• _Requirement_: Present each line of the entries below that holds the word "Smith".

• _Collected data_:
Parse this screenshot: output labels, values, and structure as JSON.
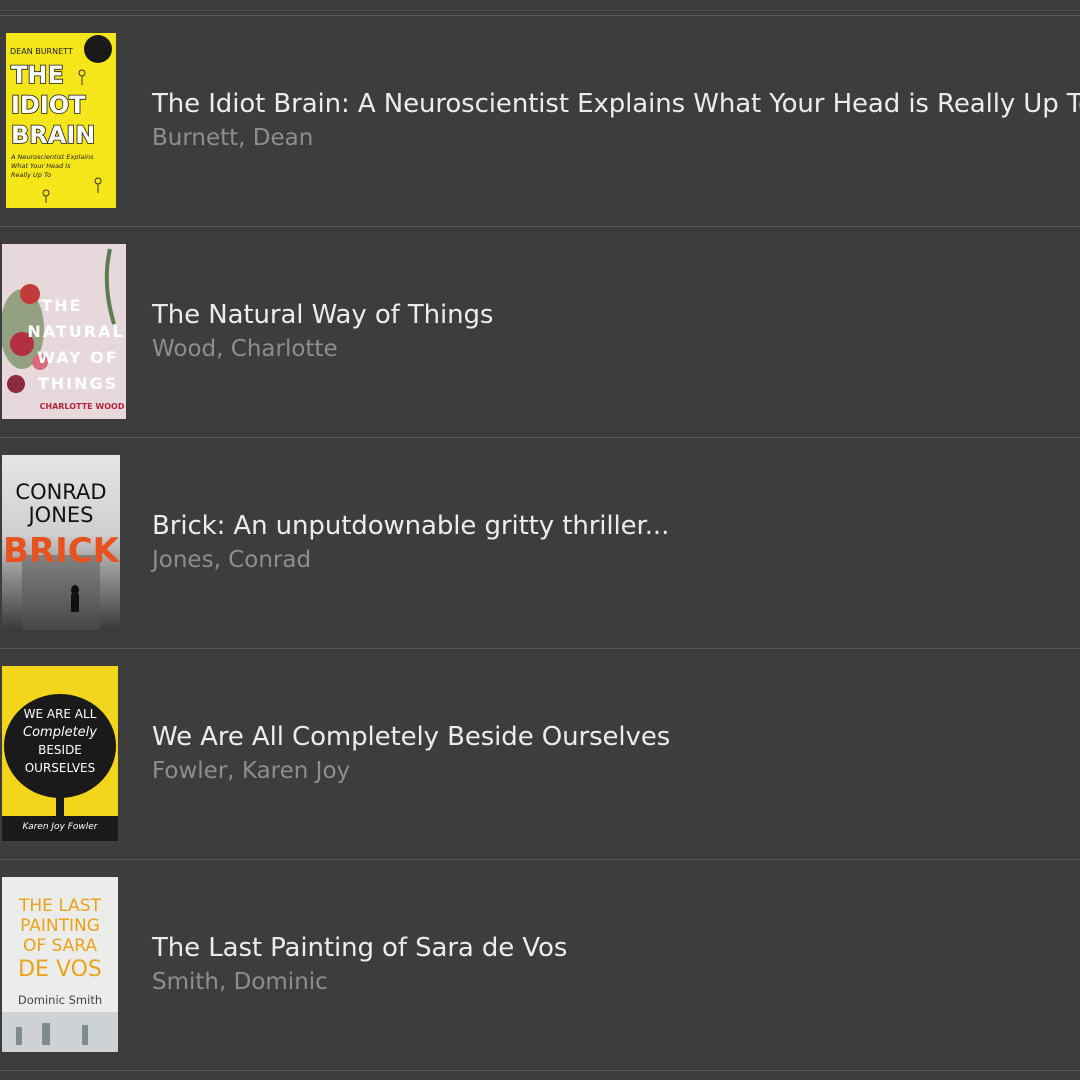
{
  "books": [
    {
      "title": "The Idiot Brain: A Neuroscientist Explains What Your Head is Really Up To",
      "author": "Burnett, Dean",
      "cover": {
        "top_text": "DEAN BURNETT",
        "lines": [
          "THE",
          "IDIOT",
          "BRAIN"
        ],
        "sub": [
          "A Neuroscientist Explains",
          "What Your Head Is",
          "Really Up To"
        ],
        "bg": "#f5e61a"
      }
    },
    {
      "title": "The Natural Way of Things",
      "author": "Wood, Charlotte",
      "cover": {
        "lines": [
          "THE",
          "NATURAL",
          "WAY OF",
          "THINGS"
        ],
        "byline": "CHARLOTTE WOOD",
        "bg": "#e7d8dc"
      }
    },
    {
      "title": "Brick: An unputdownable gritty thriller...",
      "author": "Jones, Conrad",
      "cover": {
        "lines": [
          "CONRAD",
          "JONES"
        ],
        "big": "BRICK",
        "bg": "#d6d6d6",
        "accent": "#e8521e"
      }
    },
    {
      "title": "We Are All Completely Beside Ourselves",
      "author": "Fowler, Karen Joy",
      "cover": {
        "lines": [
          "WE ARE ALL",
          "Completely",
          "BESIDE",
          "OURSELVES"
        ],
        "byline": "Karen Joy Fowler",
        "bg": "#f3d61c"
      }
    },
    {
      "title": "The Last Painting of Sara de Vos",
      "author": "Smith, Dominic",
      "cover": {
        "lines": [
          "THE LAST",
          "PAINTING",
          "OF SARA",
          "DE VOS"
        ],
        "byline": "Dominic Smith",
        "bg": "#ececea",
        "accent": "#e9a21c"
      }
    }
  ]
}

...

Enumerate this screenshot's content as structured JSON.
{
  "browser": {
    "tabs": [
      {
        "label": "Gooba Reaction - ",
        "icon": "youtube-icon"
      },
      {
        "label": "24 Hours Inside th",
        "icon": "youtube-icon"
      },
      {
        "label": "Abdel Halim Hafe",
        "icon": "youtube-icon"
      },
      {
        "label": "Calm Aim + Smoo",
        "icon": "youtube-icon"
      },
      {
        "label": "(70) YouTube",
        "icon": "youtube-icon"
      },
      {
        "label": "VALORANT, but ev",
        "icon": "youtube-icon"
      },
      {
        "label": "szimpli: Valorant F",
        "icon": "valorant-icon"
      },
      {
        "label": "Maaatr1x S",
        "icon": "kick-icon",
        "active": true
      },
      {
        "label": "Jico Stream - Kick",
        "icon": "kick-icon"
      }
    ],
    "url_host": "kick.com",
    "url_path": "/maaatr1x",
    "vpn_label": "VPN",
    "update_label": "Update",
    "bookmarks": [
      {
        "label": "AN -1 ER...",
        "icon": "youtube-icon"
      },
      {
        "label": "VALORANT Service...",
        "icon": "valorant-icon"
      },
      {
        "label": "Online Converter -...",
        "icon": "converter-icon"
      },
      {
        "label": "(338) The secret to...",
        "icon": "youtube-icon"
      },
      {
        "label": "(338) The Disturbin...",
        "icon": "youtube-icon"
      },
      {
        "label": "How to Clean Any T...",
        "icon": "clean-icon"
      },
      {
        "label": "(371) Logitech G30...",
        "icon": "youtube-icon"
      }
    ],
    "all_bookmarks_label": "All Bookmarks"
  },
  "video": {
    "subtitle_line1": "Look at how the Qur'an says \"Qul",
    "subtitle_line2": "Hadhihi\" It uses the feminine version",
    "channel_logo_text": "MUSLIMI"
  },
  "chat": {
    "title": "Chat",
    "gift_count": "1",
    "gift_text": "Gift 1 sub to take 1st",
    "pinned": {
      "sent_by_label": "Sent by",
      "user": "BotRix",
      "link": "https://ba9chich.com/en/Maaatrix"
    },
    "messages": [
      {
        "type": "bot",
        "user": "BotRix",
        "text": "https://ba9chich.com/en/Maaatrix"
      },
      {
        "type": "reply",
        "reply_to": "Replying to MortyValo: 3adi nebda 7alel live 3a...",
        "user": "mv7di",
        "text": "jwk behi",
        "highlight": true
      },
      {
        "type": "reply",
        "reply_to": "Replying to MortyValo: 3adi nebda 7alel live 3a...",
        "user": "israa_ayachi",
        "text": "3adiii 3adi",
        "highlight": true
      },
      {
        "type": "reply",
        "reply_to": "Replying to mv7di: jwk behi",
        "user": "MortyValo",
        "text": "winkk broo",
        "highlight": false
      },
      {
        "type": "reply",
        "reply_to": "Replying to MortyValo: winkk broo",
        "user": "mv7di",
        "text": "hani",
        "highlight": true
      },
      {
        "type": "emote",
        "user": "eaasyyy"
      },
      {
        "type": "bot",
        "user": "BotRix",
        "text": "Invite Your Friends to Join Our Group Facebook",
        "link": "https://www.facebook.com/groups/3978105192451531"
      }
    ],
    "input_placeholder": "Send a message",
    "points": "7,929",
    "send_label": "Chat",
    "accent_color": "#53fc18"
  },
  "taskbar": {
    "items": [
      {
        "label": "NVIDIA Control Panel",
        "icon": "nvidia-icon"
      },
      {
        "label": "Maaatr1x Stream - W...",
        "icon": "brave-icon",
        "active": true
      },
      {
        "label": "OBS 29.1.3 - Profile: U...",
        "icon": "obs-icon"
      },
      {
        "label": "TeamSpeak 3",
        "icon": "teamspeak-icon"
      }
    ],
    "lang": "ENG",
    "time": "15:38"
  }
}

* * *

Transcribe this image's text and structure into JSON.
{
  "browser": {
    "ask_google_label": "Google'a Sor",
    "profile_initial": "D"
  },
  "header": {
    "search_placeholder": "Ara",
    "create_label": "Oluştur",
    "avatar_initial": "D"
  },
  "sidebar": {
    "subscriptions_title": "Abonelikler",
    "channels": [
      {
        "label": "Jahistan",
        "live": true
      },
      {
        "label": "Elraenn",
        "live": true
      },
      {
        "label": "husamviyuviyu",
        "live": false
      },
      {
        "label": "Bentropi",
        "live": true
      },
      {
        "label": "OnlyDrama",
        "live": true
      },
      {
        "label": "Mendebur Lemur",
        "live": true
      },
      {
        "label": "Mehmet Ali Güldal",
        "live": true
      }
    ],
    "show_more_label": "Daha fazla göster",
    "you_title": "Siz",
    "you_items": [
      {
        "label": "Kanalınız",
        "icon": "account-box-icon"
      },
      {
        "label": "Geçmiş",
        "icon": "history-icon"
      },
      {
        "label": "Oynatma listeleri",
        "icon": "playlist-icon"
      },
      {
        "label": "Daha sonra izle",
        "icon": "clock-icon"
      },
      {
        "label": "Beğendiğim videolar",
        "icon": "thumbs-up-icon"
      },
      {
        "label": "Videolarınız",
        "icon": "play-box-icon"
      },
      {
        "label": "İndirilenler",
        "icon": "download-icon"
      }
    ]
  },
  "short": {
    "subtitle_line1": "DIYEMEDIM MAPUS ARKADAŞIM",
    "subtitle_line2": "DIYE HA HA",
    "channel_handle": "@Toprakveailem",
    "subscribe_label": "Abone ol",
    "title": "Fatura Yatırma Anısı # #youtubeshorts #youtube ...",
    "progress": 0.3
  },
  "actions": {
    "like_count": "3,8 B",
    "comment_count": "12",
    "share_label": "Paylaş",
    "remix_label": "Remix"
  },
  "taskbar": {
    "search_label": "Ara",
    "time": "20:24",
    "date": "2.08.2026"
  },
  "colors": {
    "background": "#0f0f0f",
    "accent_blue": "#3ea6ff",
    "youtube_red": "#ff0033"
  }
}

• _Correct output_:
      "author": "Smith, Dominic",
        "byline": "Dominic Smith",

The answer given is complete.